=== Data in this exercise ===
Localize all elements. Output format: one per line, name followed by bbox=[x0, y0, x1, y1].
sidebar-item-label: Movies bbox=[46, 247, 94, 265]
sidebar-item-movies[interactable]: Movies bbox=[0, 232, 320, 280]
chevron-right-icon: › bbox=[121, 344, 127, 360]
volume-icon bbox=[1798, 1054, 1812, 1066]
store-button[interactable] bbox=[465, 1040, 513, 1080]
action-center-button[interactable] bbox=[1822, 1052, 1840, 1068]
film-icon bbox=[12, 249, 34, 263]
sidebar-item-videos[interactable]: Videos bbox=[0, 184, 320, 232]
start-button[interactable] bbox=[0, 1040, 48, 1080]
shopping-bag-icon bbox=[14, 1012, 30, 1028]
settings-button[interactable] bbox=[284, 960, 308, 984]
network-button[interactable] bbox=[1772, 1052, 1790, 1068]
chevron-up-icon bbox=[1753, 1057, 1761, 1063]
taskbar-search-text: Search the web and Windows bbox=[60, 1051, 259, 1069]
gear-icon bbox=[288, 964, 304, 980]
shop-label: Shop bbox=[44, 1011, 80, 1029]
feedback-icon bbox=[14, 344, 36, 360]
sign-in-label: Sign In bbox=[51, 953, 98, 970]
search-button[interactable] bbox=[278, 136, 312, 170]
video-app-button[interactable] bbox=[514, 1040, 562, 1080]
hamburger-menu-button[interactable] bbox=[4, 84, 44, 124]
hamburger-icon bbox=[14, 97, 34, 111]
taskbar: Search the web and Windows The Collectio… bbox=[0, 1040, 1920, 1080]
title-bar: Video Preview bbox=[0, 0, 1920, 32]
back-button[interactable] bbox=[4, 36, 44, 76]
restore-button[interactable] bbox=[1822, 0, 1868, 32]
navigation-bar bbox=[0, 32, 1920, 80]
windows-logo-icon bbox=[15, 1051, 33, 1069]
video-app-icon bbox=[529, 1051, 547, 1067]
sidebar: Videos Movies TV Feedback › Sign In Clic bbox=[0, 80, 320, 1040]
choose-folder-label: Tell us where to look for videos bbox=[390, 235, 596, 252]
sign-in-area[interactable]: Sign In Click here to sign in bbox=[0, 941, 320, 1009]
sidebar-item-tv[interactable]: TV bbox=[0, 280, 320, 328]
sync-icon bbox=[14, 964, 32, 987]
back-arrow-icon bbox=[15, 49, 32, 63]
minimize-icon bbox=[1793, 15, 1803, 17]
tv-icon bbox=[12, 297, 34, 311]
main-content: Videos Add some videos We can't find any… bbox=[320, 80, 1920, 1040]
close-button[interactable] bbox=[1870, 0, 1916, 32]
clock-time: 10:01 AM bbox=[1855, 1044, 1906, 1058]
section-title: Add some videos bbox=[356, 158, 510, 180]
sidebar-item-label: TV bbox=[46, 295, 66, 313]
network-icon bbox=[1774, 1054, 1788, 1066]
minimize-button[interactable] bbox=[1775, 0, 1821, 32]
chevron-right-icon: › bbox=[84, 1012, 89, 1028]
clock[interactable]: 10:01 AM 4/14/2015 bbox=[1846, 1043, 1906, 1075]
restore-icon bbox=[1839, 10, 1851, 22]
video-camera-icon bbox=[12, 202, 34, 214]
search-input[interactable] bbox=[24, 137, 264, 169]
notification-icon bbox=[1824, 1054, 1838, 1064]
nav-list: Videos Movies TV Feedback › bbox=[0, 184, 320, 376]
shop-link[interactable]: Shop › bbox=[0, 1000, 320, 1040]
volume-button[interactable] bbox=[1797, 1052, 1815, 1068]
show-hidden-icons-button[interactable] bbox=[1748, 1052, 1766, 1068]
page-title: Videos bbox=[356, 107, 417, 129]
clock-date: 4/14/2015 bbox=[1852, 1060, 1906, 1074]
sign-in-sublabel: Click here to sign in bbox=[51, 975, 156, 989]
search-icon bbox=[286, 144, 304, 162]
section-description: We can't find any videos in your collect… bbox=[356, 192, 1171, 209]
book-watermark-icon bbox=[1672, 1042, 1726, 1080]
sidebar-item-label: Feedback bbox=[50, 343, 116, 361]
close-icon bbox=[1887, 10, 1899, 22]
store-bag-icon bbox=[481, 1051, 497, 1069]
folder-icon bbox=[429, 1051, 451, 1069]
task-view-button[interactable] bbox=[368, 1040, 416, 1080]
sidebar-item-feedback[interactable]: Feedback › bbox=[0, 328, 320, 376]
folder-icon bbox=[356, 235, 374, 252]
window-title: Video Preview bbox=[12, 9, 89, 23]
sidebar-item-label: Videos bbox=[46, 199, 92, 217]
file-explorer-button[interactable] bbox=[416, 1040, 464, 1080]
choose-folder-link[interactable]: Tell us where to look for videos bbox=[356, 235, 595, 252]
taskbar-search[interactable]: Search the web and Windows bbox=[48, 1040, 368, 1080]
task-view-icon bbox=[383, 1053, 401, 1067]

=== What to work on ===
Please recast the rows as a Markdown table with the columns No. and Line. Start with the very first row, go on through the line that contains "feedback-icon bbox=[14, 344, 36, 360]", and leave out any blank lines.

=== Result of this task ===
| No. | Line |
|---|---|
| 1 | Localize all elements. Output format: one per line, name followed by bbox=[x0, y0, x1, y1]. |
| 2 | sidebar-item-label: Movies bbox=[46, 247, 94, 265] |
| 3 | sidebar-item-movies[interactable]: Movies bbox=[0, 232, 320, 280] |
| 4 | chevron-right-icon: › bbox=[121, 344, 127, 360] |
| 5 | volume-icon bbox=[1798, 1054, 1812, 1066] |
| 6 | store-button[interactable] bbox=[465, 1040, 513, 1080] |
| 7 | action-center-button[interactable] bbox=[1822, 1052, 1840, 1068] |
| 8 | film-icon bbox=[12, 249, 34, 263] |
| 9 | sidebar-item-videos[interactable]: Videos bbox=[0, 184, 320, 232] |
| 10 | start-button[interactable] bbox=[0, 1040, 48, 1080] |
| 11 | shopping-bag-icon bbox=[14, 1012, 30, 1028] |
| 12 | settings-button[interactable] bbox=[284, 960, 308, 984] |
| 13 | network-button[interactable] bbox=[1772, 1052, 1790, 1068] |
| 14 | chevron-up-icon bbox=[1753, 1057, 1761, 1063] |
| 15 | taskbar-search-text: Search the web and Windows bbox=[60, 1051, 259, 1069] |
| 16 | gear-icon bbox=[288, 964, 304, 980] |
| 17 | shop-label: Shop bbox=[44, 1011, 80, 1029] |
| 18 | feedback-icon bbox=[14, 344, 36, 360] |